(Saved data entries)
....

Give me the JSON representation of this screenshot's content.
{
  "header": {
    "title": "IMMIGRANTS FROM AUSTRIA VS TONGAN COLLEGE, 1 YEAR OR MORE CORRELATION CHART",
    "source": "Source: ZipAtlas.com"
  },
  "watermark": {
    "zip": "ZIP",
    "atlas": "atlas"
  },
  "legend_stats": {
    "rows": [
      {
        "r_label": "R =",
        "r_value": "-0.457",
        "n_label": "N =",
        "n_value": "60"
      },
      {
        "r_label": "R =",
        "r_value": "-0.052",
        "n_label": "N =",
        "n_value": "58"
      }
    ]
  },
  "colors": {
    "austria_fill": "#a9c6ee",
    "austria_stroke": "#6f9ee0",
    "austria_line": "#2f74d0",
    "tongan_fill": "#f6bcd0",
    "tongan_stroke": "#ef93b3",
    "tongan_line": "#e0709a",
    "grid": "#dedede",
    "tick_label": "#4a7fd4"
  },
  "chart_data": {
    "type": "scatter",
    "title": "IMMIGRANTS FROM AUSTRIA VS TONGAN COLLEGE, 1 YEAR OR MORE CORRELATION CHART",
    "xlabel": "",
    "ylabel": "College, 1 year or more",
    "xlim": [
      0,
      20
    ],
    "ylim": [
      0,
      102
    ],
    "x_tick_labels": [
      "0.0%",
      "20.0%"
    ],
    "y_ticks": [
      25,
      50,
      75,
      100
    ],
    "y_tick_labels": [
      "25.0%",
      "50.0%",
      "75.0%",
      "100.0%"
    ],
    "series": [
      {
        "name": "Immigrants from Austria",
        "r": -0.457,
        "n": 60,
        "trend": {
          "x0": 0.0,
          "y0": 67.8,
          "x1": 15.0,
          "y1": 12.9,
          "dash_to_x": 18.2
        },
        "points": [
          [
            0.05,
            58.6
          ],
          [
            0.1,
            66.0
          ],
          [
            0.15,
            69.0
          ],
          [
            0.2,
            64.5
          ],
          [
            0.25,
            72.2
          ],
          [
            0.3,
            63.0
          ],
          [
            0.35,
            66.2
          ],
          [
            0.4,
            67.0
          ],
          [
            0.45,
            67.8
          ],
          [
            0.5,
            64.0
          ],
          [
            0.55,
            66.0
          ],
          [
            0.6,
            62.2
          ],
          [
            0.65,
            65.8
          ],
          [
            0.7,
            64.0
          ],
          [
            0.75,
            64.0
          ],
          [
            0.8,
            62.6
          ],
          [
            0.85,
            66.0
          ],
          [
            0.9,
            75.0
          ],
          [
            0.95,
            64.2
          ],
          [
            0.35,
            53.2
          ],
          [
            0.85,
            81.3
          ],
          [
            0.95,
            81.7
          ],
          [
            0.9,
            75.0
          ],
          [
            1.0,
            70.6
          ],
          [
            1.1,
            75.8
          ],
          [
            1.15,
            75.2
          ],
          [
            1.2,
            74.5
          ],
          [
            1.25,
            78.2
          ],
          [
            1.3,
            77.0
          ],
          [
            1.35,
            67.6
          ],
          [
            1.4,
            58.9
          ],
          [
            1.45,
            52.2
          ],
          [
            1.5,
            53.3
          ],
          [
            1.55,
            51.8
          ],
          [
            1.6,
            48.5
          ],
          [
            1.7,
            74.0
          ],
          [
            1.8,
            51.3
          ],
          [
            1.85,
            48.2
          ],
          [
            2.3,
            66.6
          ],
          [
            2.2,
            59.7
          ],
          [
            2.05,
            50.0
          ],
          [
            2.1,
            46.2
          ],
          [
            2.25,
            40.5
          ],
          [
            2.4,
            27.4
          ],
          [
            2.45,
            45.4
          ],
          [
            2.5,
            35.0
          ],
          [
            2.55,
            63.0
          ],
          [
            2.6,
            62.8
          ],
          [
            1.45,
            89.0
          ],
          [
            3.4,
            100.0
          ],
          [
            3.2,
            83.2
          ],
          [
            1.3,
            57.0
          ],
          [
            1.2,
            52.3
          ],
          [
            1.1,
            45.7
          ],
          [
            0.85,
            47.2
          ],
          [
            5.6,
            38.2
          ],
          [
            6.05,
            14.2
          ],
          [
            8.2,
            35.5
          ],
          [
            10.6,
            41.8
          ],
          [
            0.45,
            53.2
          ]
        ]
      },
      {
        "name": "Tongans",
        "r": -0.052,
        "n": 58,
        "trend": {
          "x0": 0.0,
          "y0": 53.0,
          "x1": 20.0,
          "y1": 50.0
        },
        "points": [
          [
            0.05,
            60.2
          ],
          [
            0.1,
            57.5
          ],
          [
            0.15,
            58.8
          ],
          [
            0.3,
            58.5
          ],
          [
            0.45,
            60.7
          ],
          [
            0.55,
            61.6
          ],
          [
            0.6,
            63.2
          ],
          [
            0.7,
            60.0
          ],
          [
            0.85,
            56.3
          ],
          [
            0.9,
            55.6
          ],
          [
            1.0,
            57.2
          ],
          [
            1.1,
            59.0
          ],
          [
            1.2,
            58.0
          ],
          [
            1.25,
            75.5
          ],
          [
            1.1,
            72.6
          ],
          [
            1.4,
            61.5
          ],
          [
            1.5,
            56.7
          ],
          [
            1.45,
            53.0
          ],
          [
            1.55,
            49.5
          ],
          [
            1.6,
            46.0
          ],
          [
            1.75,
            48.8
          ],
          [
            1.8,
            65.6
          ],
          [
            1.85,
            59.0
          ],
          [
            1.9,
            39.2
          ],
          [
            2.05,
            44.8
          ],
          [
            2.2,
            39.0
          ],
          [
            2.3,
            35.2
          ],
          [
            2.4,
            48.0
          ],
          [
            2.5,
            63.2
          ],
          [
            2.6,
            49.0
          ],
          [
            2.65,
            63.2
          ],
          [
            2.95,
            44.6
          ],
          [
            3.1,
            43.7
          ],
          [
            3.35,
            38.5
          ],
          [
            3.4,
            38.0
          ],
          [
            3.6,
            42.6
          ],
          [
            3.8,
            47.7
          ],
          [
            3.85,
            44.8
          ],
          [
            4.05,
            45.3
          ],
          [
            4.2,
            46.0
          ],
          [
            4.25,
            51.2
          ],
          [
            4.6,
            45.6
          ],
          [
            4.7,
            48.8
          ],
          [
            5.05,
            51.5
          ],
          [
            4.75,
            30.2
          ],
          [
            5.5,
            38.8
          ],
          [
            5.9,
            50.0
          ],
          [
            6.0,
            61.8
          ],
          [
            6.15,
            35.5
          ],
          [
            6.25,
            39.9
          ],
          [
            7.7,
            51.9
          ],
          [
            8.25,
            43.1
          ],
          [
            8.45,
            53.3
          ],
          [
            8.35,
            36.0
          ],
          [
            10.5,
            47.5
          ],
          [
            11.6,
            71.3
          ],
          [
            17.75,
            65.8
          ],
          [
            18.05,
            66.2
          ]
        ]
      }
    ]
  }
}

....

Aim:
Copy out each line exactly as written.

Full solution:
Give me the JSON representation of this screenshot's content.
{
  "header": {
    "title": "IMMIGRANTS FROM AUSTRIA VS TONGAN COLLEGE, 1 YEAR OR MORE CORRELATION CHART",
    "source": "Source: ZipAtlas.com"
  },
  "watermark": {
    "zip": "ZIP",
    "atlas": "atlas"
  },
  "legend_stats": {
    "rows": [
      {
        "r_label": "R =",
        "r_value": "-0.457",
        "n_label": "N =",
        "n_value": "60"
      },
      {
        "r_label": "R =",
        "r_value": "-0.052",
        "n_label": "N =",
        "n_value": "58"
      }
    ]
  },
  "colors": {
    "austria_fill": "#a9c6ee",
    "austria_stroke": "#6f9ee0",
    "austria_line": "#2f74d0",
    "tongan_fill": "#f6bcd0",
    "tongan_stroke": "#ef93b3",
    "tongan_line": "#e0709a",
    "grid": "#dedede",
    "tick_label": "#4a7fd4"
  },
  "chart_data": {
    "type": "scatter",
    "title": "IMMIGRANTS FROM AUSTRIA VS TONGAN COLLEGE, 1 YEAR OR MORE CORRELATION CHART",
    "xlabel": "",
    "ylabel": "College, 1 year or more",
    "xlim": [
      0,
      20
    ],
    "ylim": [
      0,
      102
    ],
    "x_tick_labels": [
      "0.0%",
      "20.0%"
    ],
    "y_ticks": [
      25,
      50,
      75,
      100
    ],
    "y_tick_labels": [
      "25.0%",
      "50.0%",
      "75.0%",
      "100.0%"
    ],
    "series": [
      {
        "name": "Immigrants from Austria",
        "r": -0.457,
        "n": 60,
        "trend": {
          "x0": 0.0,
          "y0": 67.8,
          "x1": 15.0,
          "y1": 12.9,
          "dash_to_x": 18.2
        },
        "points": [
          [
            0.05,
            58.6
          ],
          [
            0.1,
            66.0
          ],
          [
            0.15,
            69.0
          ],
          [
            0.2,
            64.5
          ],
          [
            0.25,
            72.2
          ],
          [
            0.3,
            63.0
          ],
          [
            0.35,
            66.2
          ],
          [
            0.4,
            67.0
          ],
          [
            0.45,
            67.8
          ],
          [
            0.5,
            64.0
          ],
          [
            0.55,
            66.0
          ],
          [
            0.6,
            62.2
          ],
          [
            0.65,
            65.8
          ],
          [
            0.7,
            64.0
          ],
          [
            0.75,
            64.0
          ],
          [
            0.8,
            62.6
          ],
          [
            0.85,
            66.0
          ],
          [
            0.9,
            75.0
          ],
          [
            0.95,
            64.2
          ],
          [
            0.35,
            53.2
          ],
          [
            0.85,
            81.3
          ],
          [
            0.95,
            81.7
          ],
          [
            0.9,
            75.0
          ],
          [
            1.0,
            70.6
          ],
          [
            1.1,
            75.8
          ],
          [
            1.15,
            75.2
          ],
          [
            1.2,
            74.5
          ],
          [
            1.25,
            78.2
          ],
          [
            1.3,
            77.0
          ],
          [
            1.35,
            67.6
          ],
          [
            1.4,
            58.9
          ],
          [
            1.45,
            52.2
          ],
          [
            1.5,
            53.3
          ],
          [
            1.55,
            51.8
          ],
          [
            1.6,
            48.5
          ],
          [
            1.7,
            74.0
          ],
          [
            1.8,
            51.3
          ],
          [
            1.85,
            48.2
          ],
          [
            2.3,
            66.6
          ],
          [
            2.2,
            59.7
          ],
          [
            2.05,
            50.0
          ],
          [
            2.1,
            46.2
          ],
          [
            2.25,
            40.5
          ],
          [
            2.4,
            27.4
          ],
          [
            2.45,
            45.4
          ],
          [
            2.5,
            35.0
          ],
          [
            2.55,
            63.0
          ],
          [
            2.6,
            62.8
          ],
          [
            1.45,
            89.0
          ],
          [
            3.4,
            100.0
          ],
          [
            3.2,
            83.2
          ],
          [
            1.3,
            57.0
          ],
          [
            1.2,
            52.3
          ],
          [
            1.1,
            45.7
          ],
          [
            0.85,
            47.2
          ],
          [
            5.6,
            38.2
          ],
          [
            6.05,
            14.2
          ],
          [
            8.2,
            35.5
          ],
          [
            10.6,
            41.8
          ],
          [
            0.45,
            53.2
          ]
        ]
      },
      {
        "name": "Tongans",
        "r": -0.052,
        "n": 58,
        "trend": {
          "x0": 0.0,
          "y0": 53.0,
          "x1": 20.0,
          "y1": 50.0
        },
        "points": [
          [
            0.05,
            60.2
          ],
          [
            0.1,
            57.5
          ],
          [
            0.15,
            58.8
          ],
          [
            0.3,
            58.5
          ],
          [
            0.45,
            60.7
          ],
          [
            0.55,
            61.6
          ],
          [
            0.6,
            63.2
          ],
          [
            0.7,
            60.0
          ],
          [
            0.85,
            56.3
          ],
          [
            0.9,
            55.6
          ],
          [
            1.0,
            57.2
          ],
          [
            1.1,
            59.0
          ],
          [
            1.2,
            58.0
          ],
          [
            1.25,
            75.5
          ],
          [
            1.1,
            72.6
          ],
          [
            1.4,
            61.5
          ],
          [
            1.5,
            56.7
          ],
          [
            1.45,
            53.0
          ],
          [
            1.55,
            49.5
          ],
          [
            1.6,
            46.0
          ],
          [
            1.75,
            48.8
          ],
          [
            1.8,
            65.6
          ],
          [
            1.85,
            59.0
          ],
          [
            1.9,
            39.2
          ],
          [
            2.05,
            44.8
          ],
          [
            2.2,
            39.0
          ],
          [
            2.3,
            35.2
          ],
          [
            2.4,
            48.0
          ],
          [
            2.5,
            63.2
          ],
          [
            2.6,
            49.0
          ],
          [
            2.65,
            63.2
          ],
          [
            2.95,
            44.6
          ],
          [
            3.1,
            43.7
          ],
          [
            3.35,
            38.5
          ],
          [
            3.4,
            38.0
          ],
          [
            3.6,
            42.6
          ],
          [
            3.8,
            47.7
          ],
          [
            3.85,
            44.8
          ],
          [
            4.05,
            45.3
          ],
          [
            4.2,
            46.0
          ],
          [
            4.25,
            51.2
          ],
          [
            4.6,
            45.6
          ],
          [
            4.7,
            48.8
          ],
          [
            5.05,
            51.5
          ],
          [
            4.75,
            30.2
          ],
          [
            5.5,
            38.8
          ],
          [
            5.9,
            50.0
          ],
          [
            6.0,
            61.8
          ],
          [
            6.15,
            35.5
          ],
          [
            6.25,
            39.9
          ],
          [
            7.7,
            51.9
          ],
          [
            8.25,
            43.1
          ],
          [
            8.45,
            53.3
          ],
          [
            8.35,
            36.0
          ],
          [
            10.5,
            47.5
          ],
          [
            11.6,
            71.3
          ],
          [
            17.75,
            65.8
          ],
          [
            18.05,
            66.2
          ]
        ]
      }
    ]
  }
}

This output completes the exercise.